STATED TASK ::
Each entry has to be copied exactly, with nothing missed.

(Collected data)
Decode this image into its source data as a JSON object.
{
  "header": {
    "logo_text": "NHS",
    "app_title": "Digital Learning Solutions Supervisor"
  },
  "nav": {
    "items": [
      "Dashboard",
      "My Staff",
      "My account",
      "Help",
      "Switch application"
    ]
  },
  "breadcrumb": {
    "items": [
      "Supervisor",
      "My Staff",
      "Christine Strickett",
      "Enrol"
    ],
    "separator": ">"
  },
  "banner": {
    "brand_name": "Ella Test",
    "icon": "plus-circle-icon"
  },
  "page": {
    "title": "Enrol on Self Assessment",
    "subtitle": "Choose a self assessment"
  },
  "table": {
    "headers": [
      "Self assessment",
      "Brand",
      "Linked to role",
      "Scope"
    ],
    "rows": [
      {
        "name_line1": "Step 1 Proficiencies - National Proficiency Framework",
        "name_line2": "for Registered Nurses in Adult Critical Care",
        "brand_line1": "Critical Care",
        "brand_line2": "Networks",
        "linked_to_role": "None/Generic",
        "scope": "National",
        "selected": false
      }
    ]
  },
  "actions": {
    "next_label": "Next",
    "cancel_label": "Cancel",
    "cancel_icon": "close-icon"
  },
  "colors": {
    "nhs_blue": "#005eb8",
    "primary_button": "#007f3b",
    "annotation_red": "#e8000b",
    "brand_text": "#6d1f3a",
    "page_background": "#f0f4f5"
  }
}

CORRECT RESPONSE ::
Decode this image into its source data as a JSON object.
{
  "header": {
    "logo_text": "NHS",
    "app_title": "Digital Learning Solutions Supervisor"
  },
  "nav": {
    "items": [
      "Dashboard",
      "My Staff",
      "My account",
      "Help",
      "Switch application"
    ]
  },
  "breadcrumb": {
    "items": [
      "Supervisor",
      "My Staff",
      "Christine Strickett",
      "Enrol"
    ],
    "separator": ">"
  },
  "banner": {
    "brand_name": "Ella Test",
    "icon": "plus-circle-icon"
  },
  "page": {
    "title": "Enrol on Self Assessment",
    "subtitle": "Choose a self assessment"
  },
  "table": {
    "headers": [
      "Self assessment",
      "Brand",
      "Linked to role",
      "Scope"
    ],
    "rows": [
      {
        "name_line1": "Step 1 Proficiencies - National Proficiency Framework",
        "name_line2": "for Registered Nurses in Adult Critical Care",
        "brand_line1": "Critical Care",
        "brand_line2": "Networks",
        "linked_to_role": "None/Generic",
        "scope": "National",
        "selected": false
      }
    ]
  },
  "actions": {
    "next_label": "Next",
    "cancel_label": "Cancel",
    "cancel_icon": "close-icon"
  },
  "colors": {
    "nhs_blue": "#005eb8",
    "primary_button": "#007f3b",
    "annotation_red": "#e8000b",
    "brand_text": "#6d1f3a",
    "page_background": "#f0f4f5"
  }
}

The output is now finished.